═════ Extracted material

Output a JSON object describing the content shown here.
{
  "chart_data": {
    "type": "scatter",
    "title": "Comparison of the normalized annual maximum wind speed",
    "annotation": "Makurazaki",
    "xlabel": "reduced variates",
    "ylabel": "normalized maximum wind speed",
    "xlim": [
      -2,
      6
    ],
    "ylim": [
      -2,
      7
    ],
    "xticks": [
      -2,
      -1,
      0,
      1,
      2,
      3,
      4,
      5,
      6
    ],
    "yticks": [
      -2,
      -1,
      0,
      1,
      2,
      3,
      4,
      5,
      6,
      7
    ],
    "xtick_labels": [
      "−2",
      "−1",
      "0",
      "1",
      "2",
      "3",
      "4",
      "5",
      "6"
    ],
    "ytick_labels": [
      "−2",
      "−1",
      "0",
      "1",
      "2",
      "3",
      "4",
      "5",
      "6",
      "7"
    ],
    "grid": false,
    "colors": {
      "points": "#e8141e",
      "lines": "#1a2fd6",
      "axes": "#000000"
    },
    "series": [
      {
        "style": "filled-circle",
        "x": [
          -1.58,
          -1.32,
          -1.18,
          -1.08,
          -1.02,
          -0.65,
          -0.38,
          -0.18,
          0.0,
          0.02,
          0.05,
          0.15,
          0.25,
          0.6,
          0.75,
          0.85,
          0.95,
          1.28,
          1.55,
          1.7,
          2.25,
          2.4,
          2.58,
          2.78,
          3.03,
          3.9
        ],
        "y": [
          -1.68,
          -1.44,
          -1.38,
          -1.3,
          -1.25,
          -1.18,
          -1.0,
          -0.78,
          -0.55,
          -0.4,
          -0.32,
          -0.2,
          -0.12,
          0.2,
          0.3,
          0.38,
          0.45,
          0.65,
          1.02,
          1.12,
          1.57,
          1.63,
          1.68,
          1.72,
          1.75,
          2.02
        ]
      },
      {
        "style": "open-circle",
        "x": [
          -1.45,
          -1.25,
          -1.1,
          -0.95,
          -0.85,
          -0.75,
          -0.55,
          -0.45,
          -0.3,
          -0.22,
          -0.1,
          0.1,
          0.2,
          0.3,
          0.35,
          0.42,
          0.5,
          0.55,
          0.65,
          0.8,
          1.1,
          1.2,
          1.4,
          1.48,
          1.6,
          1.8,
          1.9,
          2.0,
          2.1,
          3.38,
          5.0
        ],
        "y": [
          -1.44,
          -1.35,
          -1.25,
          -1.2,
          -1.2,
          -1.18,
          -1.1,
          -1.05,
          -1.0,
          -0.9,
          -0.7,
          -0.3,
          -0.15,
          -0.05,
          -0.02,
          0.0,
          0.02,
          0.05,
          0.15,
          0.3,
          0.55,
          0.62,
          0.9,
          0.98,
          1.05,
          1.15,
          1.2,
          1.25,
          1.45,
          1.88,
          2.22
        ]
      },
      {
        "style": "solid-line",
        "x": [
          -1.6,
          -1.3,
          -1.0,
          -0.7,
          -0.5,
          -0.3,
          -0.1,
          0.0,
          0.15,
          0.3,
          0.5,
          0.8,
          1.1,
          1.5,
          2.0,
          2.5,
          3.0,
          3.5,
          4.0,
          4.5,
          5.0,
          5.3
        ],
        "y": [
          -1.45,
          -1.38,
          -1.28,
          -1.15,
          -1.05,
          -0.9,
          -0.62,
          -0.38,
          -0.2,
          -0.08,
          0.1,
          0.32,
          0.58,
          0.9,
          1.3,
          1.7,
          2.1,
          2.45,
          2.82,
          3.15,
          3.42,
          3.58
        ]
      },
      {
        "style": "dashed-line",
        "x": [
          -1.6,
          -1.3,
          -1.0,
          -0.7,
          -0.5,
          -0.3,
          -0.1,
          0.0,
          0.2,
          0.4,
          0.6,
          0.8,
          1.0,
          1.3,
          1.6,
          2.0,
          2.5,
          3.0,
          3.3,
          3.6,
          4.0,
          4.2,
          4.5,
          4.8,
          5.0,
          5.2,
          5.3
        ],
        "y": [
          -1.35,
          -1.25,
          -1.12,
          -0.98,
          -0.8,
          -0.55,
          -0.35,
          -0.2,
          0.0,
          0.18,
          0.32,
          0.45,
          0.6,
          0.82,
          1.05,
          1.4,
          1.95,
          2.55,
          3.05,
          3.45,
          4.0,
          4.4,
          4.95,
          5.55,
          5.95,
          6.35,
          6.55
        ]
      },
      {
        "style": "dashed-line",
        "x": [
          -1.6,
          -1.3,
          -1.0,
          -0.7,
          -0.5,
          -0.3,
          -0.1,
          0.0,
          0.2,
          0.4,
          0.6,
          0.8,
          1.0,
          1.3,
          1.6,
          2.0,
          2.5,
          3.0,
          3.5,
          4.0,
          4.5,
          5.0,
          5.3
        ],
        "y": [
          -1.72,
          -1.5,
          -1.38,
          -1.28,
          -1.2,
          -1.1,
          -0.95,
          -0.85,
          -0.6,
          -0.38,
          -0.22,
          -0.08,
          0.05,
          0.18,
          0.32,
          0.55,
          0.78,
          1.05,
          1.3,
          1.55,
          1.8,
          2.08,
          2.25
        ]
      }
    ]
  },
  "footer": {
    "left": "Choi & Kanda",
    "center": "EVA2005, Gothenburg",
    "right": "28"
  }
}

══════════
═════ Extracted material

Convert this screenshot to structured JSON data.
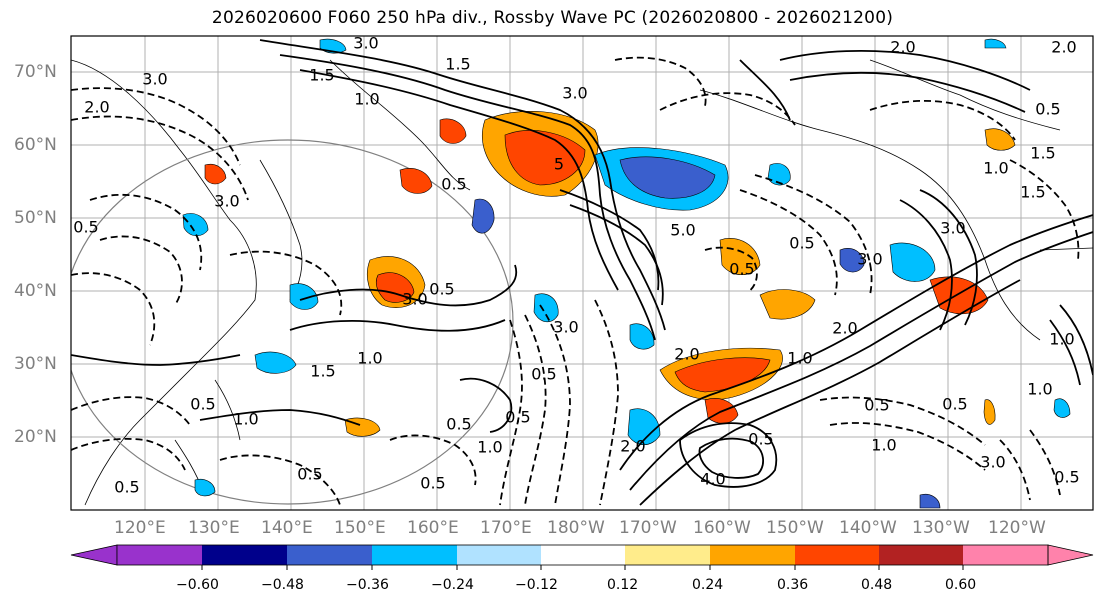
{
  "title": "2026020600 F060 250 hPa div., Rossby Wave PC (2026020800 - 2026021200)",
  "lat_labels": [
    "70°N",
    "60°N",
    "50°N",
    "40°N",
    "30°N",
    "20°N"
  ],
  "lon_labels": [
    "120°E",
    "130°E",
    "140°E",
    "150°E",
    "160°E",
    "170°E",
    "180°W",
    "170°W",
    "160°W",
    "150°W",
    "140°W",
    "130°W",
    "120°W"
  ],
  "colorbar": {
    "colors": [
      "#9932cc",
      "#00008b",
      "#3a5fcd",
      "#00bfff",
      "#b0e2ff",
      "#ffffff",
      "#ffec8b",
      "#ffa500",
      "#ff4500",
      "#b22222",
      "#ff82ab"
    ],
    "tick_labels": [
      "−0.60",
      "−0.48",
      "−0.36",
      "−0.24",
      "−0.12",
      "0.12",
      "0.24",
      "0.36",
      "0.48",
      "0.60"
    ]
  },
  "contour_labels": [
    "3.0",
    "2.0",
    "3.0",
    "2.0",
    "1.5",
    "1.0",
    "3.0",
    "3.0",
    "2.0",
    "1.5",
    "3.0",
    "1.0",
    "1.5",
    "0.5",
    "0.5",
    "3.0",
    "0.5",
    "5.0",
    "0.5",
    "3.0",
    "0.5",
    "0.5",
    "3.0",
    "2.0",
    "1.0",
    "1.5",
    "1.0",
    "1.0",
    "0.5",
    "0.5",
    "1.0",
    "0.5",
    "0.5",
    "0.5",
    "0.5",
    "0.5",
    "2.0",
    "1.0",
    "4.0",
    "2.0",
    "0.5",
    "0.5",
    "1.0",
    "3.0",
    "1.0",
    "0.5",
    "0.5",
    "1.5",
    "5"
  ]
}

══════════

Given instruction: Lines containing the word "circle" are to be tallied; report only the total.

Solution below: 2